** start DATA IN THIS EXERCISE **

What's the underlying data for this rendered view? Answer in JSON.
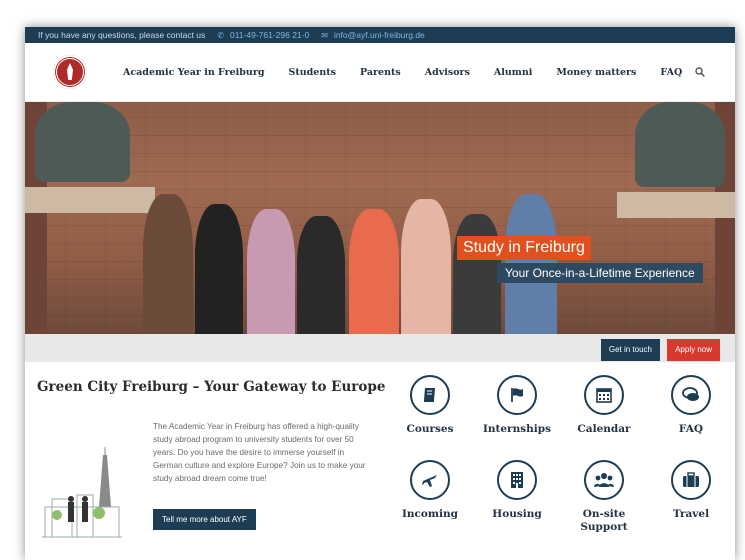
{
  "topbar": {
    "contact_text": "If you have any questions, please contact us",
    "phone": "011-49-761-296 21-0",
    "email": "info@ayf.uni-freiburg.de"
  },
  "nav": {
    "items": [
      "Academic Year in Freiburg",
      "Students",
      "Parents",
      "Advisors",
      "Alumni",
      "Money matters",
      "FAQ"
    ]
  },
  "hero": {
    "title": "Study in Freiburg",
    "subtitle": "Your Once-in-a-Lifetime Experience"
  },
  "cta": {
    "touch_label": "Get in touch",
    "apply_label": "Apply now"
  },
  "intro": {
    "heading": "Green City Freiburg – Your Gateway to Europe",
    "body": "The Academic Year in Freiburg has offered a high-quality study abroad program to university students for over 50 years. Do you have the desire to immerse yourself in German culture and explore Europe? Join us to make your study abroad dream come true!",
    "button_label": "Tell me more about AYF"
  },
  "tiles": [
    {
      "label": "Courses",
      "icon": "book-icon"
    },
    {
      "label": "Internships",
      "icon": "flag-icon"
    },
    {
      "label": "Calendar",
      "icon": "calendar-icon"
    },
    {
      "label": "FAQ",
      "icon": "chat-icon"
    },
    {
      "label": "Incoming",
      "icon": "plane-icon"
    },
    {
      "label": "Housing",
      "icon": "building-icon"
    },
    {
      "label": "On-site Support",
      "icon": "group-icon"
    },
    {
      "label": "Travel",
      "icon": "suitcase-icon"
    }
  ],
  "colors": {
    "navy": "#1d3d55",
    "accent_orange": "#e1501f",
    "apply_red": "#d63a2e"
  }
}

** end DATA IN THIS EXERCISE **

GOAL
Write out the records above exactly as they stand, leaving out every picture.

WRITTEN REPLY
What's the underlying data for this rendered view? Answer in JSON.
{
  "topbar": {
    "contact_text": "If you have any questions, please contact us",
    "phone": "011-49-761-296 21-0",
    "email": "info@ayf.uni-freiburg.de"
  },
  "nav": {
    "items": [
      "Academic Year in Freiburg",
      "Students",
      "Parents",
      "Advisors",
      "Alumni",
      "Money matters",
      "FAQ"
    ]
  },
  "hero": {
    "title": "Study in Freiburg",
    "subtitle": "Your Once-in-a-Lifetime Experience"
  },
  "cta": {
    "touch_label": "Get in touch",
    "apply_label": "Apply now"
  },
  "intro": {
    "heading": "Green City Freiburg – Your Gateway to Europe",
    "body": "The Academic Year in Freiburg has offered a high-quality study abroad program to university students for over 50 years. Do you have the desire to immerse yourself in German culture and explore Europe? Join us to make your study abroad dream come true!",
    "button_label": "Tell me more about AYF"
  },
  "tiles": [
    {
      "label": "Courses",
      "icon": "book-icon"
    },
    {
      "label": "Internships",
      "icon": "flag-icon"
    },
    {
      "label": "Calendar",
      "icon": "calendar-icon"
    },
    {
      "label": "FAQ",
      "icon": "chat-icon"
    },
    {
      "label": "Incoming",
      "icon": "plane-icon"
    },
    {
      "label": "Housing",
      "icon": "building-icon"
    },
    {
      "label": "On-site Support",
      "icon": "group-icon"
    },
    {
      "label": "Travel",
      "icon": "suitcase-icon"
    }
  ],
  "colors": {
    "navy": "#1d3d55",
    "accent_orange": "#e1501f",
    "apply_red": "#d63a2e"
  }
}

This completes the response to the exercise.